** Begin RECORD EXTRACTS **
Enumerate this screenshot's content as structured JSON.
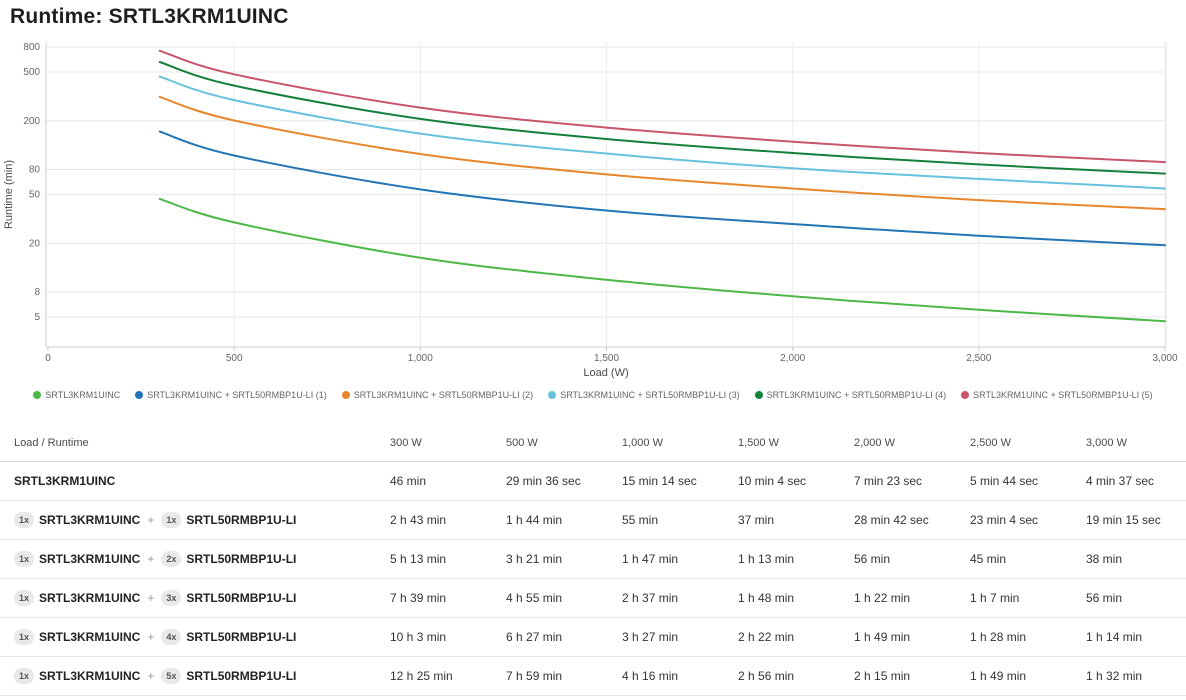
{
  "page": {
    "title": "Runtime: SRTL3KRM1UINC"
  },
  "chart_data": {
    "type": "line",
    "title": "",
    "xlabel": "Load (W)",
    "ylabel": "Runtime (min)",
    "grid": true,
    "legend_position": "bottom",
    "x_axis": {
      "min": 0,
      "max": 3000,
      "tick_values": [
        0,
        500,
        1000,
        1500,
        2000,
        2500,
        3000
      ],
      "tick_labels": [
        "0",
        "500",
        "1,000",
        "1,500",
        "2,000",
        "2,500",
        "3,000"
      ]
    },
    "y_axis": {
      "scale": "log",
      "top_value": 800,
      "tick_values": [
        800,
        500,
        200,
        80,
        50,
        20,
        8,
        5
      ],
      "tick_labels": [
        "800",
        "500",
        "200",
        "80",
        "50",
        "20",
        "8",
        "5"
      ]
    },
    "x": [
      300,
      500,
      1000,
      1500,
      2000,
      2500,
      3000
    ],
    "series": [
      {
        "name": "SRTL3KRM1UINC",
        "color": "#4cb848",
        "values": [
          46,
          29.6,
          15.23,
          10.07,
          7.38,
          5.73,
          4.62
        ]
      },
      {
        "name": "SRTL3KRM1UINC + SRTL50RMBP1U-LI (1)",
        "color": "#2274b5",
        "values": [
          163,
          104,
          55,
          37,
          28.7,
          23.07,
          19.25
        ]
      },
      {
        "name": "SRTL3KRM1UINC + SRTL50RMBP1U-LI (2)",
        "color": "#e8872b",
        "values": [
          313,
          201,
          107,
          73,
          56,
          45,
          38
        ]
      },
      {
        "name": "SRTL3KRM1UINC + SRTL50RMBP1U-LI (3)",
        "color": "#67c1dc",
        "values": [
          459,
          295,
          157,
          108,
          82,
          67,
          56
        ]
      },
      {
        "name": "SRTL3KRM1UINC + SRTL50RMBP1U-LI (4)",
        "color": "#15803c",
        "values": [
          603,
          387,
          207,
          142,
          109,
          88,
          74
        ]
      },
      {
        "name": "SRTL3KRM1UINC + SRTL50RMBP1U-LI (5)",
        "color": "#c9546c",
        "values": [
          745,
          479,
          256,
          176,
          135,
          109,
          92
        ]
      }
    ]
  },
  "table": {
    "header": [
      "Load / Runtime",
      "300 W",
      "500 W",
      "1,000 W",
      "1,500 W",
      "2,000 W",
      "2,500 W",
      "3,000 W"
    ],
    "rows": [
      {
        "label": [
          {
            "name": "SRTL3KRM1UINC"
          }
        ],
        "cells": [
          "46 min",
          "29 min 36 sec",
          "15 min 14 sec",
          "10 min 4 sec",
          "7 min 23 sec",
          "5 min 44 sec",
          "4 min 37 sec"
        ]
      },
      {
        "label": [
          {
            "qty": "1x",
            "name": "SRTL3KRM1UINC"
          },
          {
            "qty": "1x",
            "name": "SRTL50RMBP1U-LI"
          }
        ],
        "cells": [
          "2 h 43 min",
          "1 h 44 min",
          "55 min",
          "37 min",
          "28 min 42 sec",
          "23 min 4 sec",
          "19 min 15 sec"
        ]
      },
      {
        "label": [
          {
            "qty": "1x",
            "name": "SRTL3KRM1UINC"
          },
          {
            "qty": "2x",
            "name": "SRTL50RMBP1U-LI"
          }
        ],
        "cells": [
          "5 h 13 min",
          "3 h 21 min",
          "1 h 47 min",
          "1 h 13 min",
          "56 min",
          "45 min",
          "38 min"
        ]
      },
      {
        "label": [
          {
            "qty": "1x",
            "name": "SRTL3KRM1UINC"
          },
          {
            "qty": "3x",
            "name": "SRTL50RMBP1U-LI"
          }
        ],
        "cells": [
          "7 h 39 min",
          "4 h 55 min",
          "2 h 37 min",
          "1 h 48 min",
          "1 h 22 min",
          "1 h 7 min",
          "56 min"
        ]
      },
      {
        "label": [
          {
            "qty": "1x",
            "name": "SRTL3KRM1UINC"
          },
          {
            "qty": "4x",
            "name": "SRTL50RMBP1U-LI"
          }
        ],
        "cells": [
          "10 h 3 min",
          "6 h 27 min",
          "3 h 27 min",
          "2 h 22 min",
          "1 h 49 min",
          "1 h 28 min",
          "1 h 14 min"
        ]
      },
      {
        "label": [
          {
            "qty": "1x",
            "name": "SRTL3KRM1UINC"
          },
          {
            "qty": "5x",
            "name": "SRTL50RMBP1U-LI"
          }
        ],
        "cells": [
          "12 h 25 min",
          "7 h 59 min",
          "4 h 16 min",
          "2 h 56 min",
          "2 h 15 min",
          "1 h 49 min",
          "1 h 32 min"
        ]
      }
    ]
  }
}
** End RECORD EXTRACTS **
§ **TO DO**
Give the count of lines in the data shown above that contain "Runtime", and nothing else.

§ **RESPONSE TO THIS TASK**
3